#### What needs to be done:
Identify and pull out each line of the entries in which "text" occurs.

(Recorded data)
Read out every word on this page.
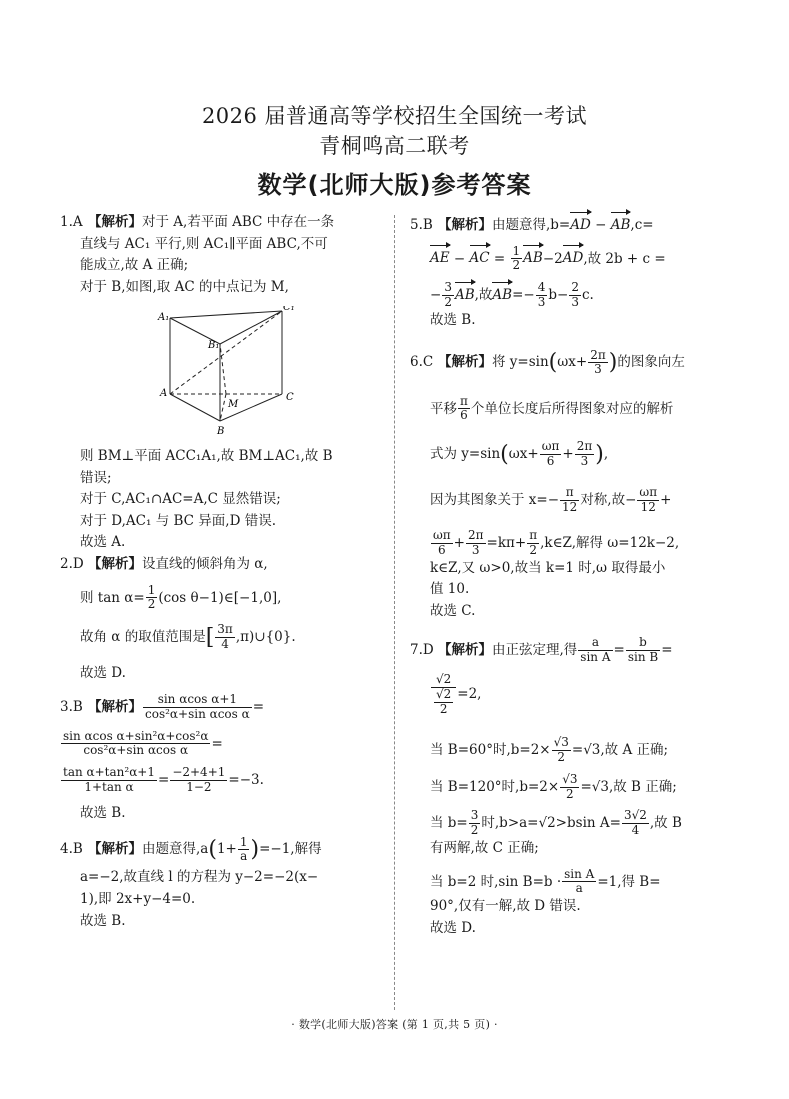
2026 届普通高等学校招生全国统一考试
青桐鸣高二联考
数学(北师大版)参考答案

1.A 【解析】对于 A,若平面 ABC 中存在一条

直线与 AC₁ 平行,则 AC₁∥平面 ABC,不可

能成立,故 A 正确;

对于 B,如图,取 AC 的中点记为 M,

A₁
C₁
B₁
A
M
C
B

则 BM⊥平面 ACC₁A₁,故 BM⊥AC₁,故 B

错误;

对于 C,AC₁∩AC=A,C 显然错误;

对于 D,AC₁ 与 BC 异面,D 错误.

故选 A.

2.D 【解析】设直线的倾斜角为 α,

则 $\tan \alpha= \frac{1}{2} (\cos$ θ−1)∈[−1,0],

故角 α 的取值范围是[ $\frac{3\pi}{4}$ ,π)∪{0}.

故选 D.

3.B 【解析】 $\frac{\text{sin αcos α+1}}{\text{cos²α+sin αcos α}}$ =

$\frac{\text{sin αcos α+sin²α+cos²α}}{\text{cos²α+sin αcos α}}$ =

$\frac{\text{tan α+tan²α+1}}{\text{1+tan α}} = \frac{-2+4+1}{1-2} =-3$.

故选 B.

4.B 【解析】由题意得$,a(1+ \frac{1}{a} )=-1$,解得

a=−2,故直线 l 的方程为 y−2=−2(x−

1),即 2x+y−4=0.

故选 B.

5.B 【解析】由题意得,b=AD − AB,c=

AE − AC = $\frac{1}{2} AB-2AD$,故 2b + c =

− $\frac{3}{2}$ AB,故$AB=- \frac{4}{3} b- \frac{2}{3} c$.

故选 B.

6.C 【解析】将 $y=\sin(\omega x+ \frac{2\pi}{3}$ )的图象向左

平移 $\frac{\pi}{6}$ 个单位长度后所得图象对应的解析

式为 $y=\sin(\omega x+ \frac{\omega\pi}{6} + \frac{2\pi}{3}$ ),

因为其图象关于 $x=- \frac{\pi}{12}$ 对称,故− $\frac{\omega\pi}{12}$ +

$\frac{\omega\pi}{6} + \frac{2\pi}{3} =k\pi+ \frac{\pi}{2}$ ,k∈Z,解得 ω=12k−2,

k∈Z,又 ω>0,故当 k=1 时,ω 取得最小

值 10.

故选 C.

7.D 【解析】由正弦定理,得 $\frac{a}{\text{sin A}} = \frac{b}{\text{sin B}}$ =

$\frac{√2}{\frac{√2}{2}} =2$,

当 B=60°时$,b=2\times \frac{√3}{2} =√3$,故 A 正确;

当 B=120°时$,b=2\times \frac{√3}{2} =√3$,故 B 正确;

当 $b= \frac{3}{2}$ 时,b>a=√2>bsin $A= \frac{3√2}{4}$ ,故 B

有两解,故 C 正确;

当 b=2 时,sin $B=b \cdot \frac{\text{sin A}}{a} =1$,得 B=

90°,仅有一解,故 D 错误.

故选 D.

· 数学(北师大版)答案 (第 1 页,共 5 页) ·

#### Result of this task:
3.B 【解析】 $\frac{\text{sin αcos α+1}}{\text{cos²α+sin αcos α}}$ =
$\frac{\text{sin αcos α+sin²α+cos²α}}{\text{cos²α+sin αcos α}}$ =
$\frac{\text{tan α+tan²α+1}}{\text{1+tan α}} = \frac{-2+4+1}{1-2} =-3$.
7.D 【解析】由正弦定理,得 $\frac{a}{\text{sin A}} = \frac{b}{\text{sin B}}$ =
当 b=2 时,sin $B=b \cdot \frac{\text{sin A}}{a} =1$,得 B=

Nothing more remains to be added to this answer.